[Stored data]

■ ■ ■

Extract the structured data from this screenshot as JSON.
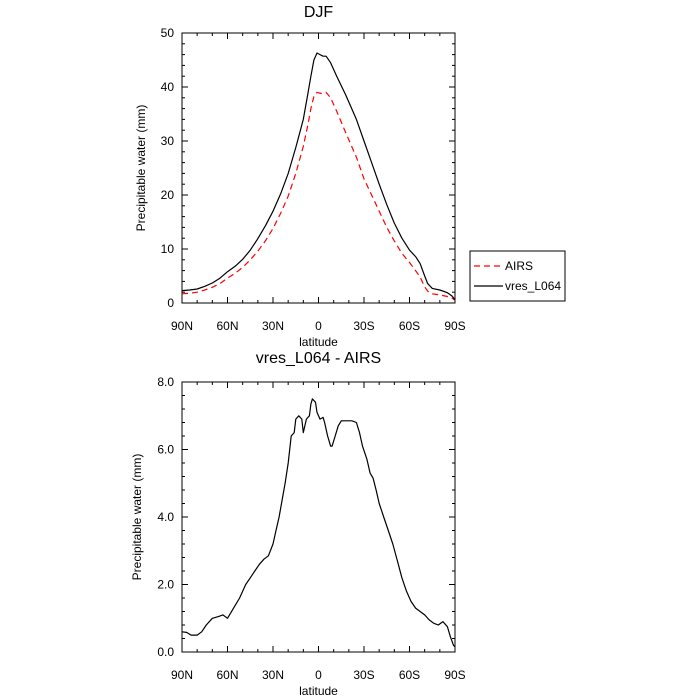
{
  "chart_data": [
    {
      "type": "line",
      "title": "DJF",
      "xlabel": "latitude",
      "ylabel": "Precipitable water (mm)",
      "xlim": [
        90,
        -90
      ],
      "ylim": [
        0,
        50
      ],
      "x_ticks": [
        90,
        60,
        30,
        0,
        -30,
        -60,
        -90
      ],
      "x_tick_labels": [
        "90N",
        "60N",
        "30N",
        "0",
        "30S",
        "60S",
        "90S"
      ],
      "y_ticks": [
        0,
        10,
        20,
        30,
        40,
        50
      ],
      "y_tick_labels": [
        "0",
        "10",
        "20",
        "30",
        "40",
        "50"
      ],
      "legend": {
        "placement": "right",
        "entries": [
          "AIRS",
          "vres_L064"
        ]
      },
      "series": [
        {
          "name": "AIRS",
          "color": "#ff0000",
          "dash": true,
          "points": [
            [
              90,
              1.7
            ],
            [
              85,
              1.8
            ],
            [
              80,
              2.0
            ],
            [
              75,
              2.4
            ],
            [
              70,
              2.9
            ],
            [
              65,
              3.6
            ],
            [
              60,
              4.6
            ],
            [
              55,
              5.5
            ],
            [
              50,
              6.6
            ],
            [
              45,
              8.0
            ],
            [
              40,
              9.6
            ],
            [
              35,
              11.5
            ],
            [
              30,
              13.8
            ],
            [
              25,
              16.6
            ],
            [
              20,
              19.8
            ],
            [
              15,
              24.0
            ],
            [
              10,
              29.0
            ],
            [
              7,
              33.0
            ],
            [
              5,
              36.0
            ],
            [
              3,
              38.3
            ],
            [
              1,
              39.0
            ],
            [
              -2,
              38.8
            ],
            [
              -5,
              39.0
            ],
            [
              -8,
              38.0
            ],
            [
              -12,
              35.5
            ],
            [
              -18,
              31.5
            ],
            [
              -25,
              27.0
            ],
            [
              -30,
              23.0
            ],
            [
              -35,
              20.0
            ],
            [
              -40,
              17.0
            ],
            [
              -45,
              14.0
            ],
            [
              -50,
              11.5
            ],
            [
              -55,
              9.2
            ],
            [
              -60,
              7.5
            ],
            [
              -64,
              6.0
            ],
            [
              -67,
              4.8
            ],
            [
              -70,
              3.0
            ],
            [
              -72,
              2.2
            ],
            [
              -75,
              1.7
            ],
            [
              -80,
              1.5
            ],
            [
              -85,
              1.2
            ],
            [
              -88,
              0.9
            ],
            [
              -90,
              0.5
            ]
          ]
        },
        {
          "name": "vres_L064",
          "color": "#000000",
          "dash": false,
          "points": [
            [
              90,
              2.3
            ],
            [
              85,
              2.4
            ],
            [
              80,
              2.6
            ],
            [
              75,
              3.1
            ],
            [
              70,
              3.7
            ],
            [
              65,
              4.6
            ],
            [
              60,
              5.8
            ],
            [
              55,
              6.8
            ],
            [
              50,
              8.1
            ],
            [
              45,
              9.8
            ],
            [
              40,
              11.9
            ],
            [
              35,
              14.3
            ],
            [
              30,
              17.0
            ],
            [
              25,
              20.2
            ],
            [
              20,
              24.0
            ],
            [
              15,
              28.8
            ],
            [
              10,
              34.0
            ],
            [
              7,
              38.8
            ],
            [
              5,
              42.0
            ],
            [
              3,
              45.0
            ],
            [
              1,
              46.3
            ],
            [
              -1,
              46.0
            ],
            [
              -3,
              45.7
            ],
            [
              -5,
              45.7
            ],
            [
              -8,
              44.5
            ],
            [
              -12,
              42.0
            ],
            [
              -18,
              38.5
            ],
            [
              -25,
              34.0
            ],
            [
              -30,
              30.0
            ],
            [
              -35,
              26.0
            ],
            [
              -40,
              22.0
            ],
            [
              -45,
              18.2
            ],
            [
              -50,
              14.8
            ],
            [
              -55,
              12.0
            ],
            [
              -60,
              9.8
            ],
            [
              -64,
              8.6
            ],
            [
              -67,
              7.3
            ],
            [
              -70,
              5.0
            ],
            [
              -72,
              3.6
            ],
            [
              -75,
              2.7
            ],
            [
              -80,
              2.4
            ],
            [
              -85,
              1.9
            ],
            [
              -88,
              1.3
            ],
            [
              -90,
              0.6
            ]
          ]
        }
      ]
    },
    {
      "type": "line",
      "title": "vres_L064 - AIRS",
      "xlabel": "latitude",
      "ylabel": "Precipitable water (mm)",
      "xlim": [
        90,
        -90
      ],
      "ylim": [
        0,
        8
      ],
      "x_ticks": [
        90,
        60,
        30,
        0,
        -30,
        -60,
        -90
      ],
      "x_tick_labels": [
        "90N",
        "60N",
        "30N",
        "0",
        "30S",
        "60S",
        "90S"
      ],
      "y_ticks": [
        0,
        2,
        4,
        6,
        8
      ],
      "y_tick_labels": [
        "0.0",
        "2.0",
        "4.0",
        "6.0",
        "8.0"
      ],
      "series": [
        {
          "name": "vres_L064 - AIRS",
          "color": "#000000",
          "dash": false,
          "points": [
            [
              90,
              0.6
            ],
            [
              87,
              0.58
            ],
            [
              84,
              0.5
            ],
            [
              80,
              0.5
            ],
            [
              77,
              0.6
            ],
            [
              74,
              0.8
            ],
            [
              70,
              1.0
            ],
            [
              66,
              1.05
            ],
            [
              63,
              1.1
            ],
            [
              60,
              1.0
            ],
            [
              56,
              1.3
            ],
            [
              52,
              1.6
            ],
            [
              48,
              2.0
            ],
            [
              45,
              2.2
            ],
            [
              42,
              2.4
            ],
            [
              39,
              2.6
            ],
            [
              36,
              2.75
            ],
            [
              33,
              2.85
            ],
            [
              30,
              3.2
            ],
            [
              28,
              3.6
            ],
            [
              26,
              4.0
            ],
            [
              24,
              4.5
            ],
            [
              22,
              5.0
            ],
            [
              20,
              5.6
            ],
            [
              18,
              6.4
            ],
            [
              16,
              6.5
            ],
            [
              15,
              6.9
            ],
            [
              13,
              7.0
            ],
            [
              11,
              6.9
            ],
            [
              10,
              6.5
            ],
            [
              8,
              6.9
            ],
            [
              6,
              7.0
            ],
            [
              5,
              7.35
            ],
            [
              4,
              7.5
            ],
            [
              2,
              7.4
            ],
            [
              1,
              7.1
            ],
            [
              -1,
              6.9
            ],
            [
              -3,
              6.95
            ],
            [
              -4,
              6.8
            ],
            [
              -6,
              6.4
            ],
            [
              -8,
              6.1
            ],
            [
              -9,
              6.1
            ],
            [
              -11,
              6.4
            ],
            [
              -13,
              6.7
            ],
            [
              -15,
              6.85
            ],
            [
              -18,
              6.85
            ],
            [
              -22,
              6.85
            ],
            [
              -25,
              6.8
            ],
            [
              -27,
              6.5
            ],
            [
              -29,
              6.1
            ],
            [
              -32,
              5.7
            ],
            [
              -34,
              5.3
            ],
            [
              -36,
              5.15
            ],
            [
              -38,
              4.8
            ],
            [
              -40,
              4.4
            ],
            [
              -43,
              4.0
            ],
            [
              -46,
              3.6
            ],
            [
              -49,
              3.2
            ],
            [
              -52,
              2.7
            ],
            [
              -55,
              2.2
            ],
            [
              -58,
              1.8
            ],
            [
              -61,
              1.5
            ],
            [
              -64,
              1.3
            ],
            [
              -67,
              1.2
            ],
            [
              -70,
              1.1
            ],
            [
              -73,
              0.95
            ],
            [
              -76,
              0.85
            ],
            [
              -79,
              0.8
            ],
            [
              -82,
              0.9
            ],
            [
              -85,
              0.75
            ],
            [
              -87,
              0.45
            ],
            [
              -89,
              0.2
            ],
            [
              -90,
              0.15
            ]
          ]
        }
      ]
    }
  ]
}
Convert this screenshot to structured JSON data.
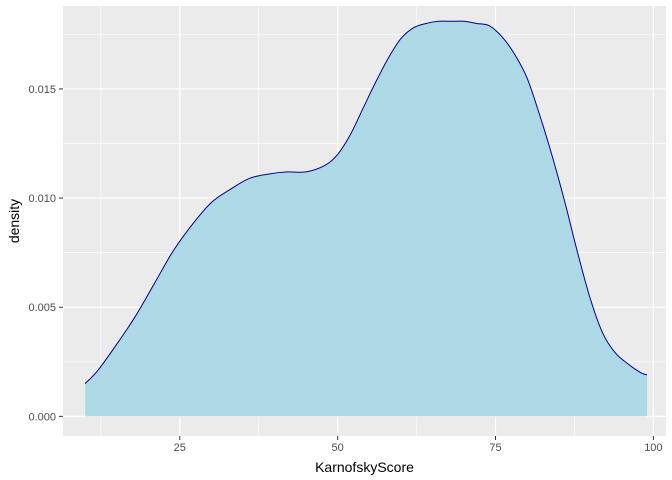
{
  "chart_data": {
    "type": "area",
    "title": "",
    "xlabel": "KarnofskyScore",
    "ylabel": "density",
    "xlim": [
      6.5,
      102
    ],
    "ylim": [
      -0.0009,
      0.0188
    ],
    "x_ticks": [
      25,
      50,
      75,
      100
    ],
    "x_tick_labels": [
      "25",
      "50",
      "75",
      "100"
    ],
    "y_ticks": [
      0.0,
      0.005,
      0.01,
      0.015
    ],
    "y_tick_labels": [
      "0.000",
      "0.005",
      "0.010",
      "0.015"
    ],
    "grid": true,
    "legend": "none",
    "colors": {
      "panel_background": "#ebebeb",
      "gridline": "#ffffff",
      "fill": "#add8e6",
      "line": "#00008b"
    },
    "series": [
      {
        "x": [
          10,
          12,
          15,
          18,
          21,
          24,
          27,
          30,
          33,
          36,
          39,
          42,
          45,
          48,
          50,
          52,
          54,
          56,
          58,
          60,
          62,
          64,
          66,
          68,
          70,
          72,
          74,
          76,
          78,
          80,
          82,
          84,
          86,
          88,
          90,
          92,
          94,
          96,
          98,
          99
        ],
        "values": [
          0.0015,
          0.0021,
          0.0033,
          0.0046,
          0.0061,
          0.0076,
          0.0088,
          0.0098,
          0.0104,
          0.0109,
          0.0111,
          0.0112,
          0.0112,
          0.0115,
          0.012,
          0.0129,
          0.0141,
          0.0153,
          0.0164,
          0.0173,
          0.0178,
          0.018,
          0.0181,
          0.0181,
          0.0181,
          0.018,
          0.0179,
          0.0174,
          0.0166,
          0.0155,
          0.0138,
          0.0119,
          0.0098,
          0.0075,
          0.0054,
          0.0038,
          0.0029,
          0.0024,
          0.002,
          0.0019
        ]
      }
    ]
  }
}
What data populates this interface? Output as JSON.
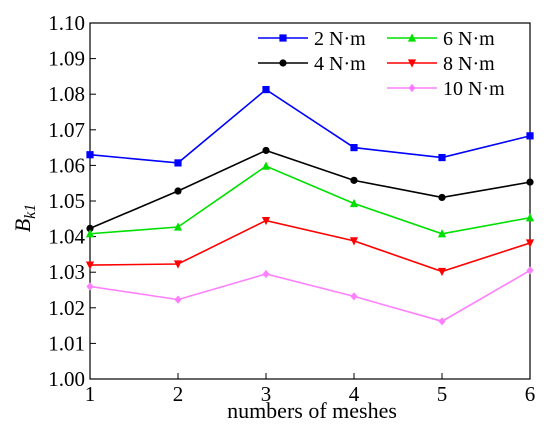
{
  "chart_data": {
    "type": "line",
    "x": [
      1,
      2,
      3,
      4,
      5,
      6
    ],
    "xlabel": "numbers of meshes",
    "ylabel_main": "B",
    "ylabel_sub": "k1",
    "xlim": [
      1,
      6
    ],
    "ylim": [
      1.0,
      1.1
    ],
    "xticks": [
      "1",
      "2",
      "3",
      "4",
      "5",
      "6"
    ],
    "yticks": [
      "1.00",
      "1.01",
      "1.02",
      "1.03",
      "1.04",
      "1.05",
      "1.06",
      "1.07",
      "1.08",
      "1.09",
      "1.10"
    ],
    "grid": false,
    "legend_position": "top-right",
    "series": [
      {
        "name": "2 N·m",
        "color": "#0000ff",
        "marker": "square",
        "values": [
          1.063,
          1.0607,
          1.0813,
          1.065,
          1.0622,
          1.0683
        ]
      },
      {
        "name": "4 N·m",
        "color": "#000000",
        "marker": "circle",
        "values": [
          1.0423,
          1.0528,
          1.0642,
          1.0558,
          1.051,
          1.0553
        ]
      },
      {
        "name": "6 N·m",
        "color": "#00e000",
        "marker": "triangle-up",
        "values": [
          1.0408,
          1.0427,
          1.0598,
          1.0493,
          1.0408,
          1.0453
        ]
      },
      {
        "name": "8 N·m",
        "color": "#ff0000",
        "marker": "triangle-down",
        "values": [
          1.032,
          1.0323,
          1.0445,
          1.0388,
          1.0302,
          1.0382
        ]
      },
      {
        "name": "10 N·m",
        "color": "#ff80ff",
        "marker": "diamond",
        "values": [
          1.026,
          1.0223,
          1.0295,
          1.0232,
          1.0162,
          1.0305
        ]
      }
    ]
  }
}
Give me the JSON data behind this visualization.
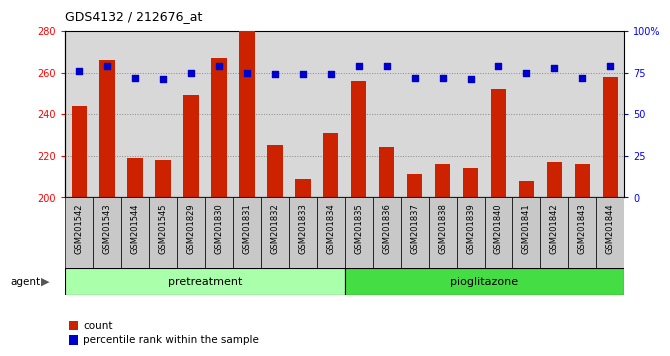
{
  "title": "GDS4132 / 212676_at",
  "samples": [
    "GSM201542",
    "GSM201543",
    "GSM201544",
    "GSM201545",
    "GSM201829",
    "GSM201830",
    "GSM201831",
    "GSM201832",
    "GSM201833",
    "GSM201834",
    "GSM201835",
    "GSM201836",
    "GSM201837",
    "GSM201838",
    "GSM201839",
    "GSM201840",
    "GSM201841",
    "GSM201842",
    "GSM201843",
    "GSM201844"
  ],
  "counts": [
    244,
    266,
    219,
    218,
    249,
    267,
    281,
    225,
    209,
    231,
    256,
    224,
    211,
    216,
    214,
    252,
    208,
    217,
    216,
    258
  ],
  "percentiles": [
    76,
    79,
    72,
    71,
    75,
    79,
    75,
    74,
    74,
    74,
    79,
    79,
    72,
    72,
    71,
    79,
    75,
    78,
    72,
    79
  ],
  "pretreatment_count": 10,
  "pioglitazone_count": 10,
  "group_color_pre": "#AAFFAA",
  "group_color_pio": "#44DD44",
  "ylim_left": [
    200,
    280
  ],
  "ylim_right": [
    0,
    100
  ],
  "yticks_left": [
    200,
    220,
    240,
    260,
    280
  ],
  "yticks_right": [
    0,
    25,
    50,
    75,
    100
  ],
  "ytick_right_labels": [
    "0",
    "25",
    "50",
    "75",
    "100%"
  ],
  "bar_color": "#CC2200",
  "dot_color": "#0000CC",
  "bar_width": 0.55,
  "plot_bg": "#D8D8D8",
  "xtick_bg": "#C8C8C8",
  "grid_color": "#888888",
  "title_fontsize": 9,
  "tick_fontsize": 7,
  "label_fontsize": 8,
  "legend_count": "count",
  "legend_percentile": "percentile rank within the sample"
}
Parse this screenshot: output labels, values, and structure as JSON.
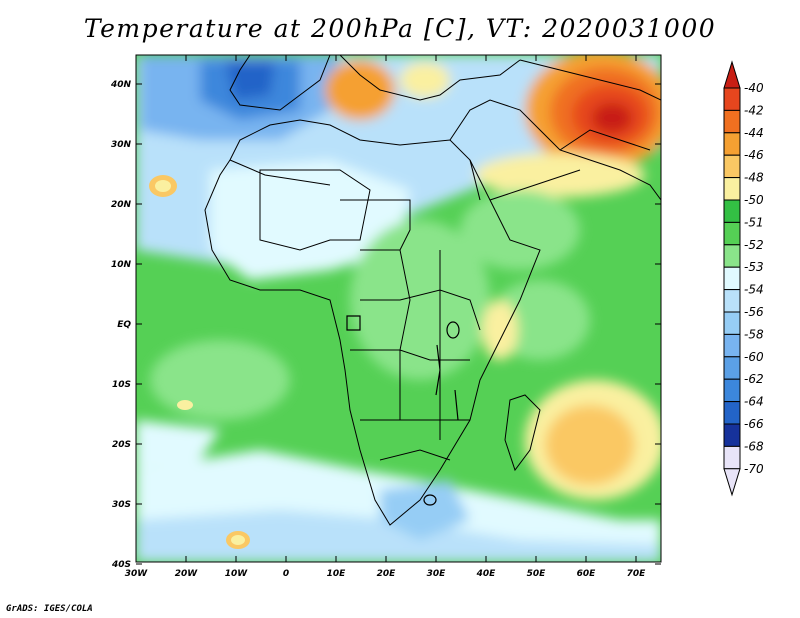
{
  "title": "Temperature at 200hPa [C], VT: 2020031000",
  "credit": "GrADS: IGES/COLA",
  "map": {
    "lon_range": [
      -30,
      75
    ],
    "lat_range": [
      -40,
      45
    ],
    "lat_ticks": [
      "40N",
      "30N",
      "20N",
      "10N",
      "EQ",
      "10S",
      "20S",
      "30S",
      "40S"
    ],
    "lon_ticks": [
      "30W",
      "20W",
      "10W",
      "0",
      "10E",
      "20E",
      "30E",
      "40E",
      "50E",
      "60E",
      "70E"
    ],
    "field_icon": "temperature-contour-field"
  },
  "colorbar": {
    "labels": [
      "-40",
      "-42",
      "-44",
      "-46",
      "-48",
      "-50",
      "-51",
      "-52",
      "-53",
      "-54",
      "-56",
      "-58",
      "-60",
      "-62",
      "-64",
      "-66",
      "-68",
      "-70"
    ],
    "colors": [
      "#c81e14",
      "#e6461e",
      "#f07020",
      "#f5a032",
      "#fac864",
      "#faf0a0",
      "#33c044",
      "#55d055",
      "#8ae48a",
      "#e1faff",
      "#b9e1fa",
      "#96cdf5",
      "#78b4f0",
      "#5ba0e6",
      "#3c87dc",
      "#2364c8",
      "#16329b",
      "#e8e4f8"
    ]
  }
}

■ ■ ■

Your instructions
Take every line above carrying "xlabel" and return it.

Answer for the task
      "xlabel": "latitude",
      "xlabel": "latitude",
    "xlabel": "KarnofskyScore",
    "xlabel": "numbers of meshes",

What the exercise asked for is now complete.